### The exercise
From the line containing "Serialize everything readable" down to the final line of the entries below, quote every line verbatim. Exclude pictures.

====== Records to process ======

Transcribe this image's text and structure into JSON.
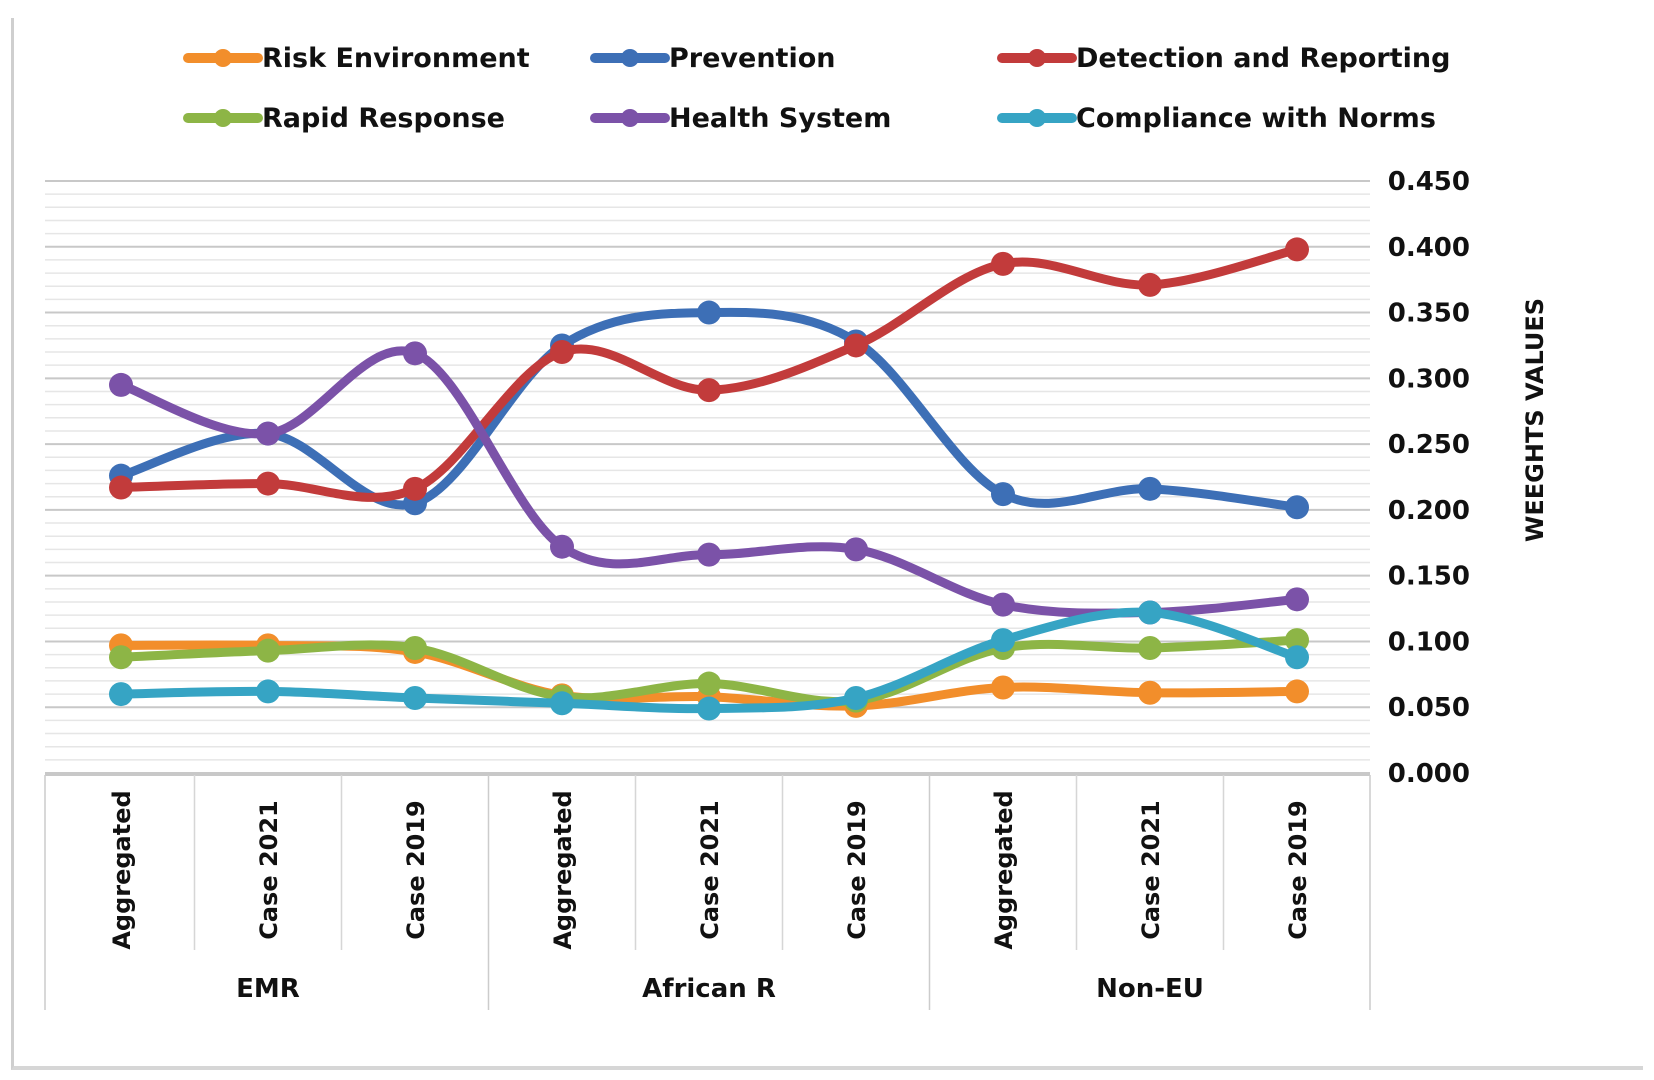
{
  "chart_data": {
    "type": "line",
    "title": "",
    "xlabel": "",
    "ylabel": "WEEGHTS VALUES",
    "ylim": [
      0,
      0.45
    ],
    "y_ticks": [
      "0.000",
      "0.050",
      "0.100",
      "0.150",
      "0.200",
      "0.250",
      "0.300",
      "0.350",
      "0.400",
      "0.450"
    ],
    "y_tick_values": [
      0,
      0.05,
      0.1,
      0.15,
      0.2,
      0.25,
      0.3,
      0.35,
      0.4,
      0.45
    ],
    "y_axis_side": "right",
    "grid": true,
    "legend_position": "top",
    "smooth": true,
    "categories": [
      "Aggregated",
      "Case 2021",
      "Case 2019",
      "Aggregated",
      "Case 2021",
      "Case 2019",
      "Aggregated",
      "Case 2021",
      "Case 2019"
    ],
    "groups": [
      {
        "label": "EMR",
        "span": 3
      },
      {
        "label": "African R",
        "span": 3
      },
      {
        "label": "Non-EU",
        "span": 3
      }
    ],
    "series": [
      {
        "name": "Risk Environment",
        "color": "#f28e2b",
        "values": [
          0.097,
          0.097,
          0.092,
          0.059,
          0.058,
          0.051,
          0.065,
          0.061,
          0.062
        ]
      },
      {
        "name": "Prevention",
        "color": "#3d6fb6",
        "values": [
          0.226,
          0.258,
          0.205,
          0.325,
          0.35,
          0.328,
          0.212,
          0.216,
          0.202
        ]
      },
      {
        "name": "Detection and Reporting",
        "color": "#c23b3b",
        "values": [
          0.217,
          0.22,
          0.216,
          0.32,
          0.291,
          0.325,
          0.387,
          0.371,
          0.398
        ]
      },
      {
        "name": "Rapid Response",
        "color": "#8db546",
        "values": [
          0.088,
          0.093,
          0.095,
          0.058,
          0.068,
          0.055,
          0.095,
          0.095,
          0.101
        ]
      },
      {
        "name": "Health System",
        "color": "#7b52a8",
        "values": [
          0.295,
          0.258,
          0.319,
          0.172,
          0.166,
          0.17,
          0.128,
          0.122,
          0.132
        ]
      },
      {
        "name": "Compliance with Norms",
        "color": "#36a4c4",
        "values": [
          0.06,
          0.062,
          0.057,
          0.053,
          0.049,
          0.057,
          0.101,
          0.122,
          0.088
        ]
      }
    ]
  }
}
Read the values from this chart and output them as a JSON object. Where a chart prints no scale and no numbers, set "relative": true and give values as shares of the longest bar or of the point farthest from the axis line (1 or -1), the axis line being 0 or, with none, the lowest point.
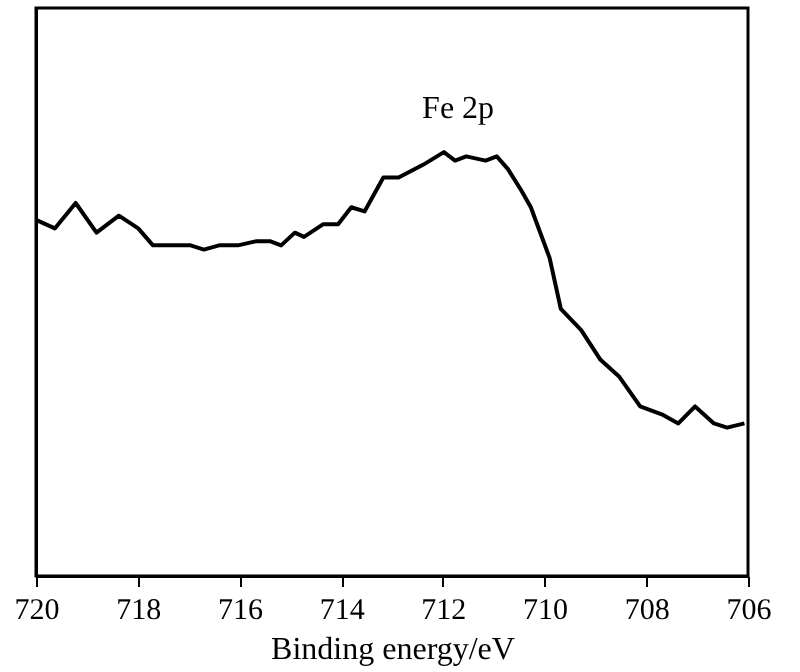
{
  "chart_data": {
    "type": "line",
    "relative": true,
    "xlabel": "Binding energy/eV",
    "xlim": [
      720,
      706
    ],
    "xticks": [
      720,
      718,
      716,
      714,
      712,
      710,
      708,
      706
    ],
    "tick_labels": "x",
    "grid": false,
    "marker": "none",
    "line_style": "solid",
    "annotations": [
      {
        "text": "Fe 2p",
        "x": 711.7,
        "y": 1.0
      }
    ],
    "series": [
      {
        "color": "#000000",
        "x": [
          720.0,
          719.63,
          719.22,
          718.81,
          718.37,
          717.99,
          717.7,
          717.33,
          716.96,
          716.7,
          716.4,
          716.03,
          715.66,
          715.4,
          715.18,
          714.91,
          714.73,
          714.35,
          714.06,
          713.8,
          713.54,
          713.17,
          712.87,
          712.39,
          711.98,
          711.76,
          711.54,
          711.16,
          710.94,
          710.72,
          710.46,
          710.27,
          709.9,
          709.68,
          709.28,
          708.9,
          708.53,
          708.12,
          707.67,
          707.37,
          707.04,
          706.67,
          706.41,
          706.07
        ],
        "values": [
          0.84,
          0.82,
          0.88,
          0.81,
          0.85,
          0.82,
          0.78,
          0.78,
          0.78,
          0.77,
          0.78,
          0.78,
          0.79,
          0.79,
          0.78,
          0.81,
          0.8,
          0.83,
          0.83,
          0.87,
          0.86,
          0.94,
          0.94,
          0.97,
          1.0,
          0.98,
          0.99,
          0.98,
          0.99,
          0.96,
          0.91,
          0.87,
          0.75,
          0.63,
          0.58,
          0.51,
          0.47,
          0.4,
          0.38,
          0.36,
          0.4,
          0.36,
          0.35,
          0.36
        ]
      }
    ]
  }
}
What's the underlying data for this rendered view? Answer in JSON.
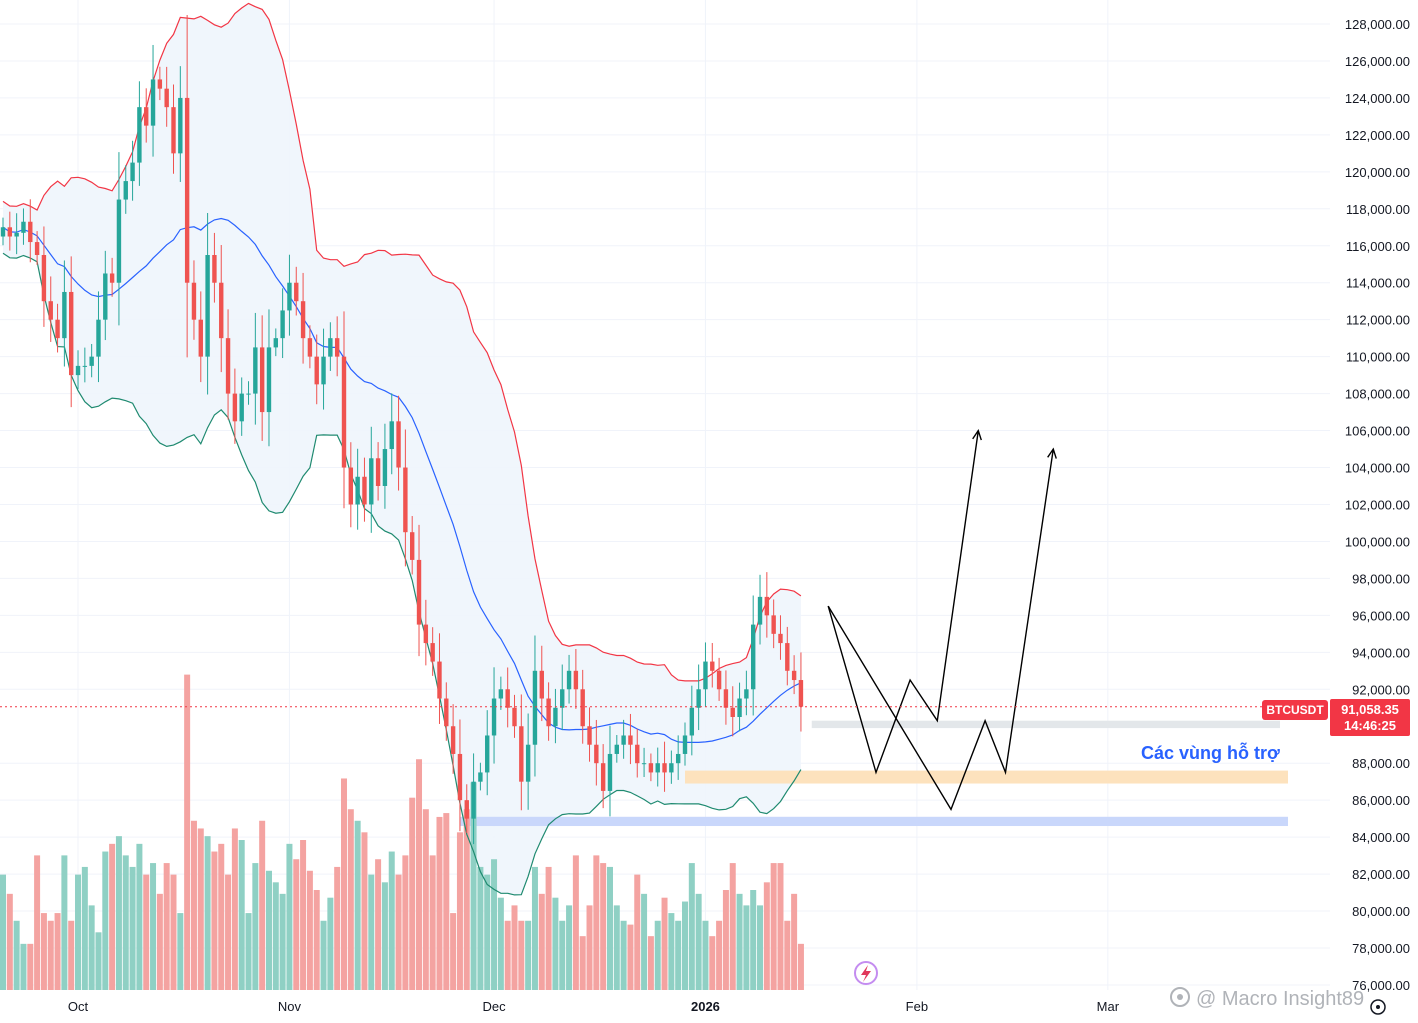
{
  "chart_data": {
    "type": "candlestick",
    "symbol": "BTCUSDT",
    "last_price": "91,058.35",
    "countdown": "14:46:25",
    "annotation": "Các vùng hỗ trợ",
    "watermark": "@ Macro Insight89",
    "ylim": [
      76000,
      128000
    ],
    "y_ticks": [
      "128,000.00",
      "126,000.00",
      "124,000.00",
      "122,000.00",
      "120,000.00",
      "118,000.00",
      "116,000.00",
      "114,000.00",
      "112,000.00",
      "110,000.00",
      "108,000.00",
      "106,000.00",
      "104,000.00",
      "102,000.00",
      "100,000.00",
      "98,000.00",
      "96,000.00",
      "94,000.00",
      "92,000.00",
      "88,000.00",
      "86,000.00",
      "84,000.00",
      "82,000.00",
      "80,000.00",
      "78,000.00",
      "76,000.00"
    ],
    "y_tick_values": [
      128000,
      126000,
      124000,
      122000,
      120000,
      118000,
      116000,
      114000,
      112000,
      110000,
      108000,
      106000,
      104000,
      102000,
      100000,
      98000,
      96000,
      94000,
      92000,
      88000,
      86000,
      84000,
      82000,
      80000,
      78000,
      76000
    ],
    "x_ticks": [
      {
        "label": "Oct",
        "bar": 11,
        "bold": false
      },
      {
        "label": "Nov",
        "bar": 42,
        "bold": false
      },
      {
        "label": "Dec",
        "bar": 72,
        "bold": false
      },
      {
        "label": "2026",
        "bar": 103,
        "bold": true
      },
      {
        "label": "Feb",
        "bar": 134,
        "bold": false
      },
      {
        "label": "Mar",
        "bar": 162,
        "bold": false
      }
    ],
    "colors": {
      "up": "#26a69a",
      "down": "#ef5350",
      "vol_up": "#8fd0c4",
      "vol_down": "#f4a3a1",
      "bb_upper": "#f23645",
      "bb_lower": "#1f8a70",
      "bb_basis": "#2962ff",
      "bb_fill": "#eef5fc",
      "support_gray": "#e3e7ea",
      "support_orange": "#fde2bd",
      "support_blue": "#c9d7fb",
      "price_line": "#f23645",
      "projection": "#000000"
    },
    "closes": [
      117000,
      116500,
      116700,
      117300,
      116200,
      115500,
      113000,
      112000,
      111000,
      113500,
      109000,
      109500,
      109500,
      110000,
      112000,
      114500,
      114000,
      118500,
      119500,
      120500,
      123500,
      122500,
      125000,
      124500,
      123500,
      121000,
      124000,
      114000,
      112000,
      110000,
      115500,
      114000,
      111000,
      108000,
      106500,
      108000,
      108000,
      110500,
      107000,
      110500,
      111000,
      112500,
      114000,
      113000,
      111000,
      110000,
      108500,
      110000,
      111000,
      110000,
      104000,
      102000,
      103500,
      102000,
      104500,
      103000,
      105000,
      106500,
      104000,
      100500,
      99000,
      95500,
      94500,
      93500,
      91500,
      90000,
      88500,
      86000,
      85000,
      87000,
      87500,
      89500,
      91500,
      92000,
      91000,
      90000,
      87000,
      89000,
      93000,
      91500,
      90000,
      91000,
      92000,
      93000,
      92000,
      90000,
      89000,
      88000,
      86500,
      88500,
      89000,
      89500,
      89000,
      88000,
      88000,
      87500,
      88000,
      87500,
      88000,
      88500,
      89500,
      91000,
      92000,
      93500,
      93000,
      92000,
      91000,
      90500,
      91500,
      92000,
      95500,
      97000,
      96000,
      95000,
      94500,
      93000,
      92500,
      91058
    ],
    "volumes": [
      3000,
      2500,
      1800,
      1200,
      1200,
      3500,
      2000,
      1800,
      2000,
      3500,
      1800,
      3000,
      3200,
      2200,
      1500,
      3600,
      3800,
      4000,
      3500,
      3200,
      3800,
      3000,
      3300,
      2500,
      3300,
      3000,
      2000,
      8200,
      4400,
      4200,
      4000,
      3600,
      3800,
      3000,
      4200,
      3900,
      2000,
      3300,
      4400,
      3100,
      2800,
      2500,
      3800,
      3400,
      3900,
      3100,
      2600,
      1800,
      2400,
      3200,
      5500,
      4700,
      4400,
      4100,
      3000,
      3400,
      2800,
      3600,
      3000,
      3500,
      5000,
      6000,
      4700,
      3500,
      4500,
      4600,
      2000,
      4100,
      4700,
      5400,
      3200,
      3000,
      3400,
      2400,
      1800,
      2200,
      1800,
      1800,
      3200,
      2500,
      3200,
      2400,
      1800,
      2200,
      3500,
      1400,
      2200,
      3500,
      3300,
      3200,
      2200,
      1800,
      1700,
      3000,
      2500,
      1400,
      1800,
      2400,
      2000,
      1800,
      2300,
      3300,
      2500,
      1800,
      1400,
      1800,
      2600,
      3300,
      2500,
      2200,
      2600,
      2200,
      2800,
      3300,
      3300,
      1800,
      2500,
      1200
    ]
  }
}
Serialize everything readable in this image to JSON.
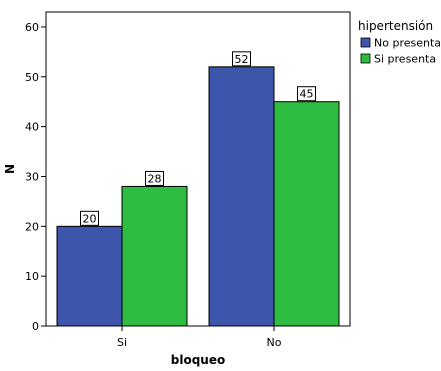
{
  "chart_data": {
    "type": "bar",
    "xlabel": "bloqueo",
    "ylabel": "N",
    "categories": [
      "Si",
      "No"
    ],
    "series": [
      {
        "name": "No presenta",
        "values": [
          20,
          52
        ],
        "color": "#3d55aa"
      },
      {
        "name": "Si presenta",
        "values": [
          28,
          45
        ],
        "color": "#2ebc41"
      }
    ],
    "ylim": [
      0,
      63
    ],
    "yticks": [
      0,
      10,
      20,
      30,
      40,
      50,
      60
    ],
    "grid": false,
    "data_labels": true,
    "legend": {
      "title": "hipertensión",
      "placement": "top-right"
    }
  }
}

======

### Correct result
Serialize everything readable in this image to JSON.
{
  "chart_data": {
    "type": "bar",
    "xlabel": "bloqueo",
    "ylabel": "N",
    "categories": [
      "Si",
      "No"
    ],
    "series": [
      {
        "name": "No presenta",
        "values": [
          20,
          52
        ],
        "color": "#3d55aa"
      },
      {
        "name": "Si presenta",
        "values": [
          28,
          45
        ],
        "color": "#2ebc41"
      }
    ],
    "ylim": [
      0,
      63
    ],
    "yticks": [
      0,
      10,
      20,
      30,
      40,
      50,
      60
    ],
    "grid": false,
    "data_labels": true,
    "legend": {
      "title": "hipertensión",
      "placement": "top-right"
    }
  }
}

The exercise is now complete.